═════ Input rows

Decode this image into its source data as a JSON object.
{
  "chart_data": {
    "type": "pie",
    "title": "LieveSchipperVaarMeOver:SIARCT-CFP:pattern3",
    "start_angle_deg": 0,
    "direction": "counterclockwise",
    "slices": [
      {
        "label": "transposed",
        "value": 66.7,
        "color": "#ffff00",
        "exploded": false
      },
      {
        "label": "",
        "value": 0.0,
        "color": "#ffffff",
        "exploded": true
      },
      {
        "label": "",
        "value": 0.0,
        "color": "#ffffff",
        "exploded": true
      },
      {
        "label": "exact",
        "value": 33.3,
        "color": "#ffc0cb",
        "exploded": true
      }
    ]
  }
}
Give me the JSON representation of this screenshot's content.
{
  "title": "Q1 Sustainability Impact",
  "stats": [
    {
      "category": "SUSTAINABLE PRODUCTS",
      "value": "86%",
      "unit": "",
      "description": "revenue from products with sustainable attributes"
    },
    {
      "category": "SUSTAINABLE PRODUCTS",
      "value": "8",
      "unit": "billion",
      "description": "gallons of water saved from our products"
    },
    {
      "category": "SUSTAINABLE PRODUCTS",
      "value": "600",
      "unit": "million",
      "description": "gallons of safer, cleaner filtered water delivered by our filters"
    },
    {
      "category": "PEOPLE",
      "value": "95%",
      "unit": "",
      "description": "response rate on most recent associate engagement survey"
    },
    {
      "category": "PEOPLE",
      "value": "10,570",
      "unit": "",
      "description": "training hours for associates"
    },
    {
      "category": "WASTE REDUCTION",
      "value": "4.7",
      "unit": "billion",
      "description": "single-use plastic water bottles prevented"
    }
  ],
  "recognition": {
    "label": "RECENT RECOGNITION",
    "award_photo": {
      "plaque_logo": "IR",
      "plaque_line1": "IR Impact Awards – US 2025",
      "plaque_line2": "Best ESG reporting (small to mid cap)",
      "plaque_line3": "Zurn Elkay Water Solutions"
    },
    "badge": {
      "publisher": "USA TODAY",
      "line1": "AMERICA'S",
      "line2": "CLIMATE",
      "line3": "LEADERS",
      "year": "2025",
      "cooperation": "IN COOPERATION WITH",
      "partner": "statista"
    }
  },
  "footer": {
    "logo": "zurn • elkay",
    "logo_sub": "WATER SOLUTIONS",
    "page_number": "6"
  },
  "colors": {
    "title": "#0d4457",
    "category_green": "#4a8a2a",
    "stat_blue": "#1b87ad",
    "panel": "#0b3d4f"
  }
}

══════════

Set down all of the data above, word for word.

#### Correct answer:
Decode this image into its source data as a JSON object.
{
  "chart_data": {
    "type": "pie",
    "title": "LieveSchipperVaarMeOver:SIARCT-CFP:pattern3",
    "start_angle_deg": 0,
    "direction": "counterclockwise",
    "slices": [
      {
        "label": "transposed",
        "value": 66.7,
        "color": "#ffff00",
        "exploded": false
      },
      {
        "label": "",
        "value": 0.0,
        "color": "#ffffff",
        "exploded": true
      },
      {
        "label": "",
        "value": 0.0,
        "color": "#ffffff",
        "exploded": true
      },
      {
        "label": "exact",
        "value": 33.3,
        "color": "#ffc0cb",
        "exploded": true
      }
    ]
  }
}
Give me the JSON representation of this screenshot's content.
{
  "title": "Q1 Sustainability Impact",
  "stats": [
    {
      "category": "SUSTAINABLE PRODUCTS",
      "value": "86%",
      "unit": "",
      "description": "revenue from products with sustainable attributes"
    },
    {
      "category": "SUSTAINABLE PRODUCTS",
      "value": "8",
      "unit": "billion",
      "description": "gallons of water saved from our products"
    },
    {
      "category": "SUSTAINABLE PRODUCTS",
      "value": "600",
      "unit": "million",
      "description": "gallons of safer, cleaner filtered water delivered by our filters"
    },
    {
      "category": "PEOPLE",
      "value": "95%",
      "unit": "",
      "description": "response rate on most recent associate engagement survey"
    },
    {
      "category": "PEOPLE",
      "value": "10,570",
      "unit": "",
      "description": "training hours for associates"
    },
    {
      "category": "WASTE REDUCTION",
      "value": "4.7",
      "unit": "billion",
      "description": "single-use plastic water bottles prevented"
    }
  ],
  "recognition": {
    "label": "RECENT RECOGNITION",
    "award_photo": {
      "plaque_logo": "IR",
      "plaque_line1": "IR Impact Awards – US 2025",
      "plaque_line2": "Best ESG reporting (small to mid cap)",
      "plaque_line3": "Zurn Elkay Water Solutions"
    },
    "badge": {
      "publisher": "USA TODAY",
      "line1": "AMERICA'S",
      "line2": "CLIMATE",
      "line3": "LEADERS",
      "year": "2025",
      "cooperation": "IN COOPERATION WITH",
      "partner": "statista"
    }
  },
  "footer": {
    "logo": "zurn • elkay",
    "logo_sub": "WATER SOLUTIONS",
    "page_number": "6"
  },
  "colors": {
    "title": "#0d4457",
    "category_green": "#4a8a2a",
    "stat_blue": "#1b87ad",
    "panel": "#0b3d4f"
  }
}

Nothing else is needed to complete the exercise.